*TASK PROMPT*:
Select all lines in the records that include "this".

*** SUPPLIED DATA

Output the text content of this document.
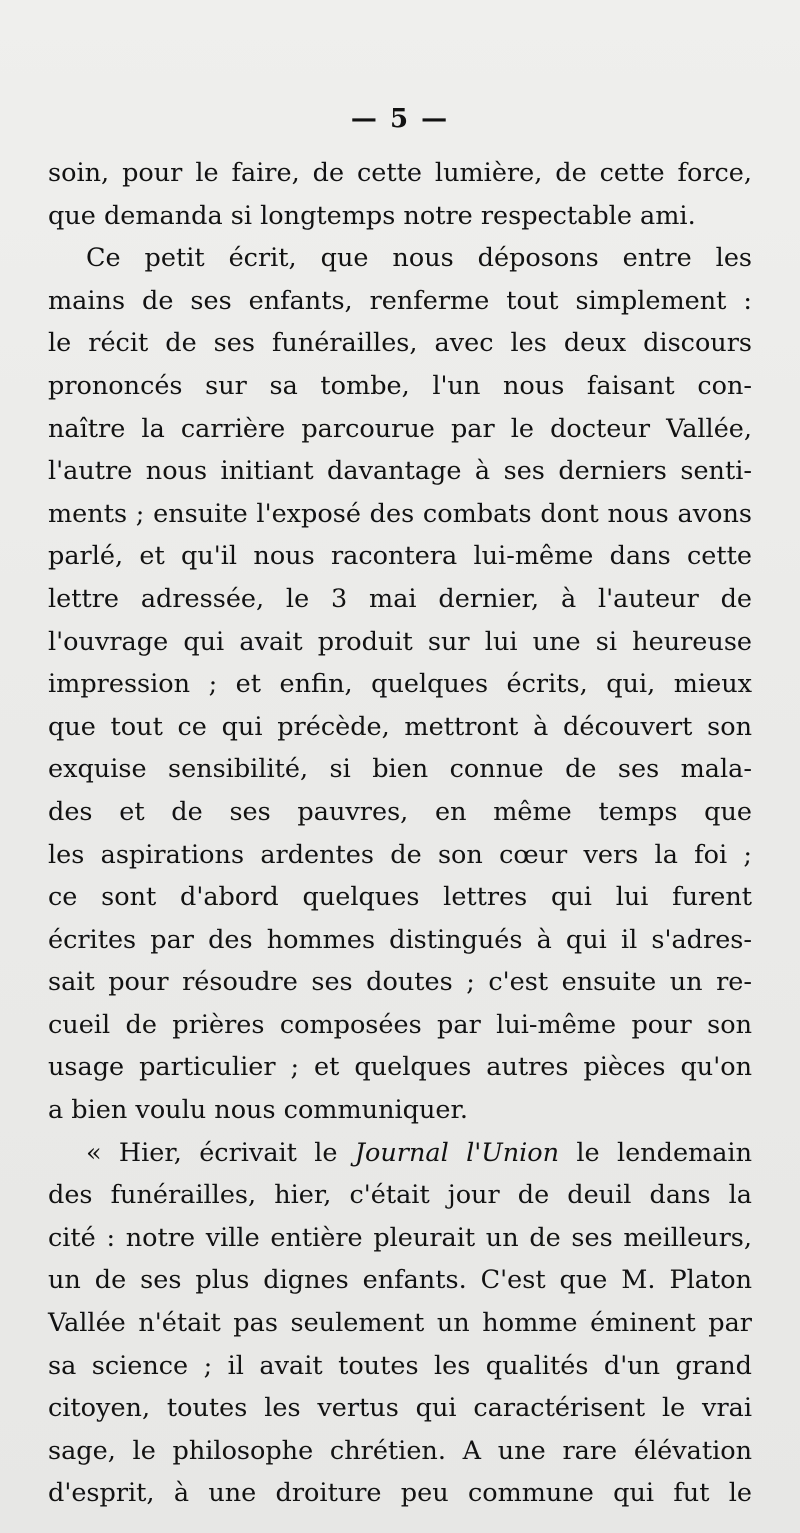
— 5 —
soin, pour le faire, de cette lumière, de cette force,
que demanda si longtemps notre respectable ami.
Ce petit écrit, que nous déposons entre les
mains de ses enfants, renferme tout simplement :
le récit de ses funérailles, avec les deux discours
prononcés sur sa tombe, l'un nous faisant con-
naître la carrière parcourue par le docteur Vallée,
l'autre nous initiant davantage à ses derniers senti-
ments ; ensuite l'exposé des combats dont nous avons
parlé, et qu'il nous racontera lui-même dans cette
lettre adressée, le 3 mai dernier, à l'auteur de
l'ouvrage qui avait produit sur lui une si heureuse
impression ; et enfin, quelques écrits, qui, mieux
que tout ce qui précède, mettront à découvert son
exquise sensibilité, si bien connue de ses mala-
des et de ses pauvres, en même temps que
les aspirations ardentes de son cœur vers la foi ;
ce sont d'abord quelques lettres qui lui furent
écrites par des hommes distingués à qui il s'adres-
sait pour résoudre ses doutes ; c'est ensuite un re-
cueil de prières composées par lui-même pour son
usage particulier ; et quelques autres pièces qu'on
a bien voulu nous communiquer.
« Hier, écrivait le Journal l'Union le lendemain
des funérailles, hier, c'était jour de deuil dans la
cité : notre ville entière pleurait un de ses meilleurs,
un de ses plus dignes enfants. C'est que M. Platon
Vallée n'était pas seulement un homme éminent par
sa science ; il avait toutes les qualités d'un grand
citoyen, toutes les vertus qui caractérisent le vrai
sage, le philosophe chrétien. A une rare élévation
d'esprit, à une droiture peu commune qui fut le
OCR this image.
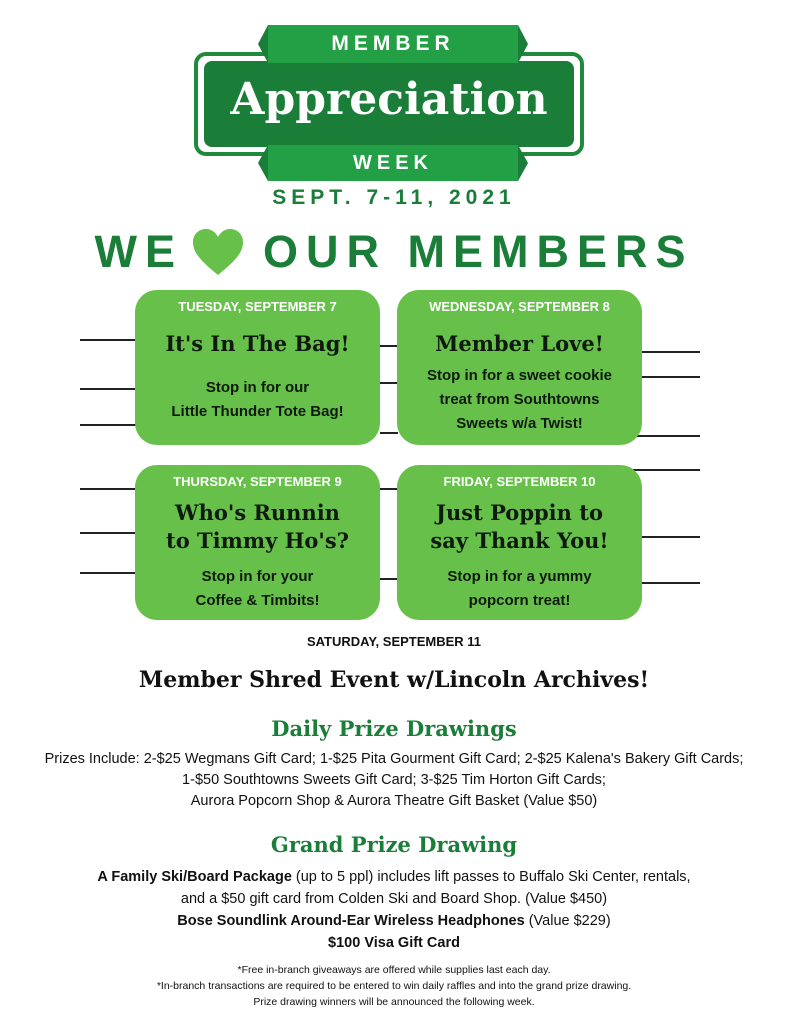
MEMBER
Appreciation
WEEK
SEPT. 7-11, 2021
WE OUR MEMBERS
TUESDAY, SEPTEMBER 7
It's In The Bag!
Stop in for our
Little Thunder Tote Bag!
WEDNESDAY, SEPTEMBER 8
Member Love!
Stop in for a sweet cookie
treat from Southtowns
Sweets w/a Twist!
THURSDAY, SEPTEMBER 9
Who's Runnin
to Timmy Ho's?
Stop in for your
Coffee & Timbits!
FRIDAY, SEPTEMBER 10
Just Poppin to
say Thank You!
Stop in for a yummy
popcorn treat!
SATURDAY, SEPTEMBER 11
Member Shred Event w/Lincoln Archives!
Daily Prize Drawings
Prizes Include: 2-$25 Wegmans Gift Card; 1-$25 Pita Gourment Gift Card; 2-$25 Kalena's Bakery Gift Cards;
1-$50 Southtowns Sweets Gift Card; 3-$25 Tim Horton Gift Cards;
Aurora Popcorn Shop & Aurora Theatre Gift Basket (Value $50)
Grand Prize Drawing
A Family Ski/Board Package (up to 5 ppl) includes lift passes to Buffalo Ski Center, rentals,
and a $50 gift card from Colden Ski and Board Shop. (Value $450)
Bose Soundlink Around-Ear Wireless Headphones (Value $229)
$100 Visa Gift Card
*Free in-branch giveaways are offered while supplies last each day.
*In-branch transactions are required to be entered to win daily raffles and into the grand prize drawing.
Prize drawing winners will be announced the following week.
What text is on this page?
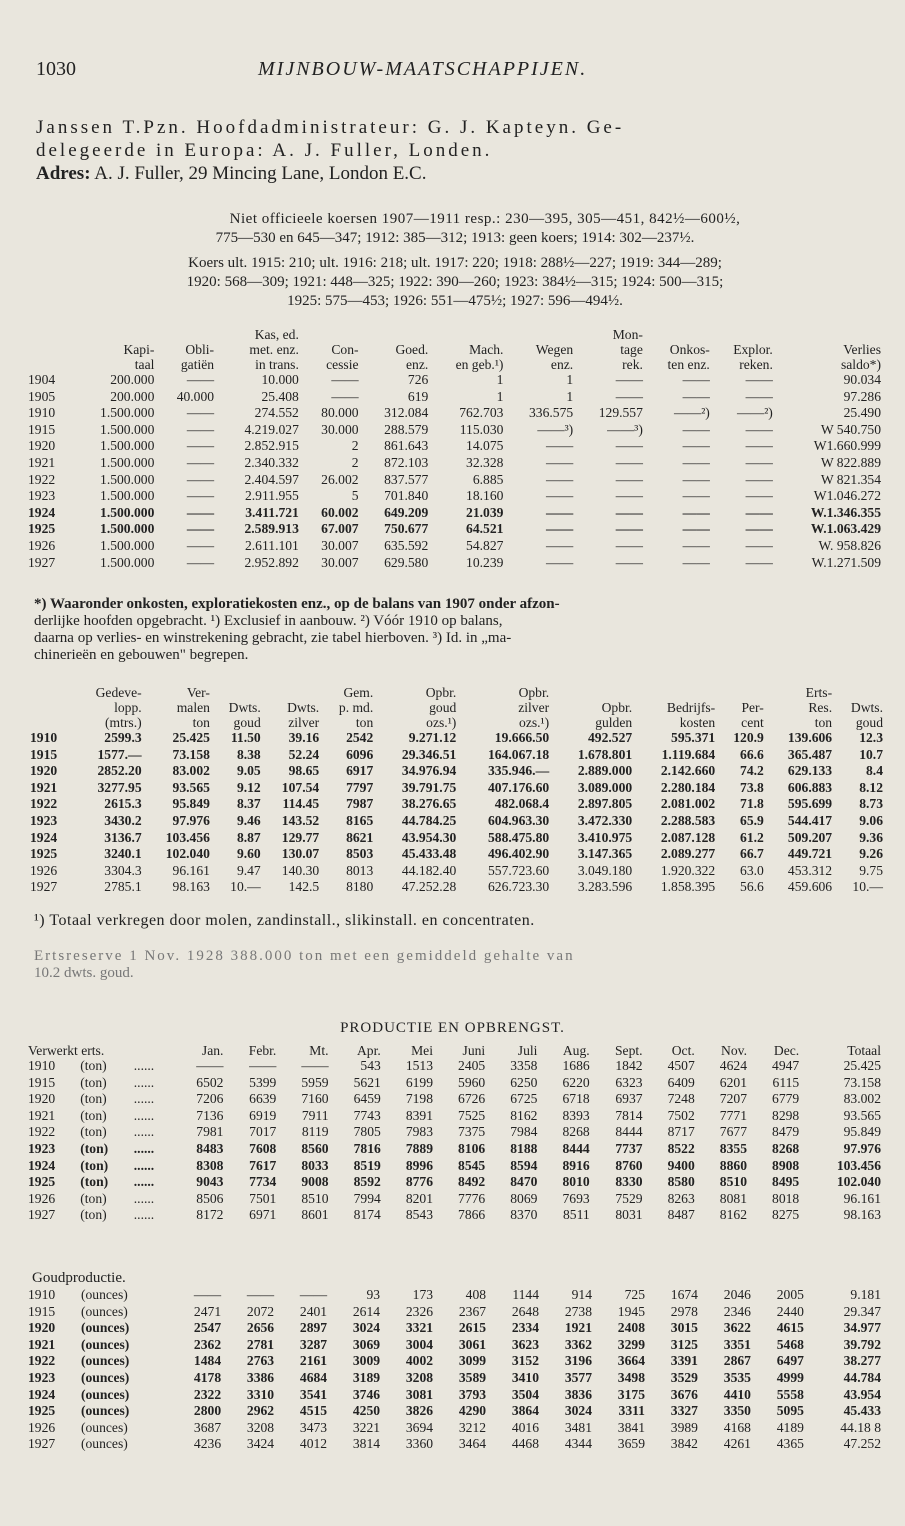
1030	MIJNBOUW-MAATSCHAPPIJEN.
Janssen T.Pzn. Hoofdadministrateur: G. J. Kapteyn. Ge-
delegeerde in Europa: A. J. Fuller, Londen.
Adres: A. J. Fuller, 29 Mincing Lane, London E.C.
Niet officieele koersen 1907—1911 resp.: 230—395, 305—451, 842½—600½,
775—530 en 645—347; 1912: 385—312; 1913: geen koers; 1914: 302—237½.
Koers ult. 1915: 210; ult. 1916: 218; ult. 1917: 220; 1918: 288½—227; 1919: 344—289;
1920: 568—309; 1921: 448—325; 1922: 390—260; 1923: 384½—315; 1924: 500—315;
1925: 575—453; 1926: 551—475½; 1927: 596—494½.
			Kas, ed.					Mon-			
	Kapi-	Obli-	met. enz.	Con-	Goed.	Mach.	Wegen	tage	Onkos-	Explor.	Verlies
	taal	gatiën	in trans.	cessie	enz.	en geb.¹)	enz.	rek.	ten enz.	reken.	saldo*)
1904	200.000	——	10.000	——	726	1	1	——	——	——	90.034
1905	200.000	40.000	25.408	——	619	1	1	——	——	——	97.286
1910	1.500.000	——	274.552	80.000	312.084	762.703	336.575	129.557	——²)	——²)	25.490
1915	1.500.000	——	4.219.027	30.000	288.579	115.030	——³)	——³)	——	——	W 540.750
1920	1.500.000	——	2.852.915	2	861.643	14.075	——	——	——	——	W1.660.999
1921	1.500.000	——	2.340.332	2	872.103	32.328	——	——	——	——	W 822.889
1922	1.500.000	——	2.404.597	26.002	837.577	6.885	——	——	——	——	W 821.354
1923	1.500.000	——	2.911.955	5	701.840	18.160	——	——	——	——	W1.046.272
1924	1.500.000	——	3.411.721	60.002	649.209	21.039	——	——	——	——	W.1.346.355
1925	1.500.000	——	2.589.913	67.007	750.677	64.521	——	——	——	——	W.1.063.429
1926	1.500.000	——	2.611.101	30.007	635.592	54.827	——	——	——	——	W. 958.826
1927	1.500.000	——	2.952.892	30.007	629.580	10.239	——	——	——	——	W.1.271.509
*) Waaronder onkosten, exploratiekosten enz., op de balans van 1907 onder afzon-
derlijke hoofden opgebracht. ¹) Exclusief in aanbouw. ²) Vóór 1910 op balans,
daarna op verlies- en winstrekening gebracht, zie tabel hierboven. ³) Id. in „ma-
chinerieën en gebouwen" begrepen.
	Gedeve-	Ver-			Gem.	Opbr.	Opbr.				Erts-	
	lopp.	malen	Dwts.	Dwts.	p. md.	goud	zilver	Opbr.	Bedrijfs-	Per-	Res.	Dwts.
	(mtrs.)	ton	goud	zilver	ton	ozs.¹)	ozs.¹)	gulden	kosten	cent	ton	goud
1910	2599.3	25.425	11.50	39.16	2542	9.271.12	19.666.50	492.527	595.371	120.9	139.606	12.3
1915	1577.—	73.158	8.38	52.24	6096	29.346.51	164.067.18	1.678.801	1.119.684	66.6	365.487	10.7
1920	2852.20	83.002	9.05	98.65	6917	34.976.94	335.946.—	2.889.000	2.142.660	74.2	629.133	8.4
1921	3277.95	93.565	9.12	107.54	7797	39.791.75	407.176.60	3.089.000	2.280.184	73.8	606.883	8.12
1922	2615.3	95.849	8.37	114.45	7987	38.276.65	482.068.4	2.897.805	2.081.002	71.8	595.699	8.73
1923	3430.2	97.976	9.46	143.52	8165	44.784.25	604.963.30	3.472.330	2.288.583	65.9	544.417	9.06
1924	3136.7	103.456	8.87	129.77	8621	43.954.30	588.475.80	3.410.975	2.087.128	61.2	509.207	9.36
1925	3240.1	102.040	9.60	130.07	8503	45.433.48	496.402.90	3.147.365	2.089.277	66.7	449.721	9.26
1926	3304.3	96.161	9.47	140.30	8013	44.182.40	557.723.60	3.049.180	1.920.322	63.0	453.312	9.75
1927	2785.1	98.163	10.—	142.5	8180	47.252.28	626.723.30	3.283.596	1.858.395	56.6	459.606	10.—
¹) Totaal verkregen door molen, zandinstall., slikinstall. en concentraten.
Ertsreserve 1 Nov. 1928 388.000 ton met een gemiddeld gehalte van
10.2 dwts. goud.
PRODUCTIE EN OPBRENGST.
Verwerkt erts.			Jan.	Febr.	Mt.	Apr.	Mei	Juni	Juli	Aug.	Sept.	Oct.	Nov.	Dec.	Totaal
1910	(ton)	......	——	——	——	543	1513	2405	3358	1686	1842	4507	4624	4947	25.425
1915	(ton)	......	6502	5399	5959	5621	6199	5960	6250	6220	6323	6409	6201	6115	73.158
1920	(ton)	......	7206	6639	7160	6459	7198	6726	6725	6718	6937	7248	7207	6779	83.002
1921	(ton)	......	7136	6919	7911	7743	8391	7525	8162	8393	7814	7502	7771	8298	93.565
1922	(ton)	......	7981	7017	8119	7805	7983	7375	7984	8268	8444	8717	7677	8479	95.849
1923	(ton)	......	8483	7608	8560	7816	7889	8106	8188	8444	7737	8522	8355	8268	97.976
1924	(ton)	......	8308	7617	8033	8519	8996	8545	8594	8916	8760	9400	8860	8908	103.456
1925	(ton)	......	9043	7734	9008	8592	8776	8492	8470	8010	8330	8580	8510	8495	102.040
1926	(ton)	......	8506	7501	8510	7994	8201	7776	8069	7693	7529	8263	8081	8018	96.161
1927	(ton)	......	8172	6971	8601	8174	8543	7866	8370	8511	8031	8487	8162	8275	98.163
Goudproductie.
1910	(ounces)	——	——	——	93	173	408	1144	914	725	1674	2046	2005	9.181
1915	(ounces)	2471	2072	2401	2614	2326	2367	2648	2738	1945	2978	2346	2440	29.347
1920	(ounces)	2547	2656	2897	3024	3321	2615	2334	1921	2408	3015	3622	4615	34.977
1921	(ounces)	2362	2781	3287	3069	3004	3061	3623	3362	3299	3125	3351	5468	39.792
1922	(ounces)	1484	2763	2161	3009	4002	3099	3152	3196	3664	3391	2867	6497	38.277
1923	(ounces)	4178	3386	4684	3189	3208	3589	3410	3577	3498	3529	3535	4999	44.784
1924	(ounces)	2322	3310	3541	3746	3081	3793	3504	3836	3175	3676	4410	5558	43.954
1925	(ounces)	2800	2962	4515	4250	3826	4290	3864	3024	3311	3327	3350	5095	45.433
1926	(ounces)	3687	3208	3473	3221	3694	3212	4016	3481	3841	3989	4168	4189	44.18 8
1927	(ounces)	4236	3424	4012	3814	3360	3464	4468	4344	3659	3842	4261	4365	47.252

******

*WRITTEN REPLY*:
Output the text content of this document.
OCR this image.
What text is on this page?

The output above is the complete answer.